━━━ Provided records

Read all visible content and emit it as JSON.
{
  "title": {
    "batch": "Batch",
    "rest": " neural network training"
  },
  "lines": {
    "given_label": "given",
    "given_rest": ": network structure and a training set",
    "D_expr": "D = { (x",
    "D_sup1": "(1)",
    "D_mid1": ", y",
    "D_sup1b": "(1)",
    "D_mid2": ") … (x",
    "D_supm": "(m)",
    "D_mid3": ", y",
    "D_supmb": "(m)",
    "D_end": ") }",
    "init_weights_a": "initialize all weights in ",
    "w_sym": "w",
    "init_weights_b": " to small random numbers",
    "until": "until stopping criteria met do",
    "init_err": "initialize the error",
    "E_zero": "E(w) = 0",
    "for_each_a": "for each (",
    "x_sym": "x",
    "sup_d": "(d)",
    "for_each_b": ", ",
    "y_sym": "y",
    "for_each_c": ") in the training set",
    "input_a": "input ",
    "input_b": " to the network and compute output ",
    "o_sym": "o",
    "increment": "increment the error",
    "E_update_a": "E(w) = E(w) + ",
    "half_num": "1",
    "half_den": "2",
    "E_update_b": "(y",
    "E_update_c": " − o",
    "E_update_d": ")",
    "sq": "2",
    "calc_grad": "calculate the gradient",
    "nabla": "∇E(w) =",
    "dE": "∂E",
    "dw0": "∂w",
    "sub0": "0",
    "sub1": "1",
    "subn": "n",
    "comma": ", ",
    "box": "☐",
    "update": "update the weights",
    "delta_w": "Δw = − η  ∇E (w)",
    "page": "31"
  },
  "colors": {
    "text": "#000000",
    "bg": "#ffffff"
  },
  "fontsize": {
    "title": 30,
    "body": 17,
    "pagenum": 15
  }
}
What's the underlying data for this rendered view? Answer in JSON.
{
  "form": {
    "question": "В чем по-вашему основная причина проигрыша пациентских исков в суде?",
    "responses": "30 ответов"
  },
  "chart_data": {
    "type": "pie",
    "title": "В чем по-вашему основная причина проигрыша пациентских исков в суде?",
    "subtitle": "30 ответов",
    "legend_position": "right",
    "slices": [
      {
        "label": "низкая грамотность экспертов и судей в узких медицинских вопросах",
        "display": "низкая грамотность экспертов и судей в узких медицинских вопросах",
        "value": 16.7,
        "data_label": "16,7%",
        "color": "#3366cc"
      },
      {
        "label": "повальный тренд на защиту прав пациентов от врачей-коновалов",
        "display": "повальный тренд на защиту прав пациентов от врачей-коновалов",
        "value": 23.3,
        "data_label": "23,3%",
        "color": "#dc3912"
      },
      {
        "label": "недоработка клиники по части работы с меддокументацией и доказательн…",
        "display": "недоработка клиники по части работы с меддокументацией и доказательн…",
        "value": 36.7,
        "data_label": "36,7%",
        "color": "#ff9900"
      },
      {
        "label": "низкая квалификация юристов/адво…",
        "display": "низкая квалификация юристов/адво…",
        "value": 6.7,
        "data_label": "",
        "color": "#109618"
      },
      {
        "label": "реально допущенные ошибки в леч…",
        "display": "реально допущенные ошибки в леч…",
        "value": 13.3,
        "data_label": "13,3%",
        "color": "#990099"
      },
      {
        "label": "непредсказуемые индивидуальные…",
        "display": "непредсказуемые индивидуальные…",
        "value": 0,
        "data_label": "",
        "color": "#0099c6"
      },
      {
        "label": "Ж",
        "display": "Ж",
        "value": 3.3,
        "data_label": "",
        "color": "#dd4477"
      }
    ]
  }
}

━━━━━━

* What the task asks *
Restate the whole listing exactly.

* Exercise response *
Read all visible content and emit it as JSON.
{
  "title": {
    "batch": "Batch",
    "rest": " neural network training"
  },
  "lines": {
    "given_label": "given",
    "given_rest": ": network structure and a training set",
    "D_expr": "D = { (x",
    "D_sup1": "(1)",
    "D_mid1": ", y",
    "D_sup1b": "(1)",
    "D_mid2": ") … (x",
    "D_supm": "(m)",
    "D_mid3": ", y",
    "D_supmb": "(m)",
    "D_end": ") }",
    "init_weights_a": "initialize all weights in ",
    "w_sym": "w",
    "init_weights_b": " to small random numbers",
    "until": "until stopping criteria met do",
    "init_err": "initialize the error",
    "E_zero": "E(w) = 0",
    "for_each_a": "for each (",
    "x_sym": "x",
    "sup_d": "(d)",
    "for_each_b": ", ",
    "y_sym": "y",
    "for_each_c": ") in the training set",
    "input_a": "input ",
    "input_b": " to the network and compute output ",
    "o_sym": "o",
    "increment": "increment the error",
    "E_update_a": "E(w) = E(w) + ",
    "half_num": "1",
    "half_den": "2",
    "E_update_b": "(y",
    "E_update_c": " − o",
    "E_update_d": ")",
    "sq": "2",
    "calc_grad": "calculate the gradient",
    "nabla": "∇E(w) =",
    "dE": "∂E",
    "dw0": "∂w",
    "sub0": "0",
    "sub1": "1",
    "subn": "n",
    "comma": ", ",
    "box": "☐",
    "update": "update the weights",
    "delta_w": "Δw = − η  ∇E (w)",
    "page": "31"
  },
  "colors": {
    "text": "#000000",
    "bg": "#ffffff"
  },
  "fontsize": {
    "title": 30,
    "body": 17,
    "pagenum": 15
  }
}
What's the underlying data for this rendered view? Answer in JSON.
{
  "form": {
    "question": "В чем по-вашему основная причина проигрыша пациентских исков в суде?",
    "responses": "30 ответов"
  },
  "chart_data": {
    "type": "pie",
    "title": "В чем по-вашему основная причина проигрыша пациентских исков в суде?",
    "subtitle": "30 ответов",
    "legend_position": "right",
    "slices": [
      {
        "label": "низкая грамотность экспертов и судей в узких медицинских вопросах",
        "display": "низкая грамотность экспертов и судей в узких медицинских вопросах",
        "value": 16.7,
        "data_label": "16,7%",
        "color": "#3366cc"
      },
      {
        "label": "повальный тренд на защиту прав пациентов от врачей-коновалов",
        "display": "повальный тренд на защиту прав пациентов от врачей-коновалов",
        "value": 23.3,
        "data_label": "23,3%",
        "color": "#dc3912"
      },
      {
        "label": "недоработка клиники по части работы с меддокументацией и доказательн…",
        "display": "недоработка клиники по части работы с меддокументацией и доказательн…",
        "value": 36.7,
        "data_label": "36,7%",
        "color": "#ff9900"
      },
      {
        "label": "низкая квалификация юристов/адво…",
        "display": "низкая квалификация юристов/адво…",
        "value": 6.7,
        "data_label": "",
        "color": "#109618"
      },
      {
        "label": "реально допущенные ошибки в леч…",
        "display": "реально допущенные ошибки в леч…",
        "value": 13.3,
        "data_label": "13,3%",
        "color": "#990099"
      },
      {
        "label": "непредсказуемые индивидуальные…",
        "display": "непредсказуемые индивидуальные…",
        "value": 0,
        "data_label": "",
        "color": "#0099c6"
      },
      {
        "label": "Ж",
        "display": "Ж",
        "value": 3.3,
        "data_label": "",
        "color": "#dd4477"
      }
    ]
  }
}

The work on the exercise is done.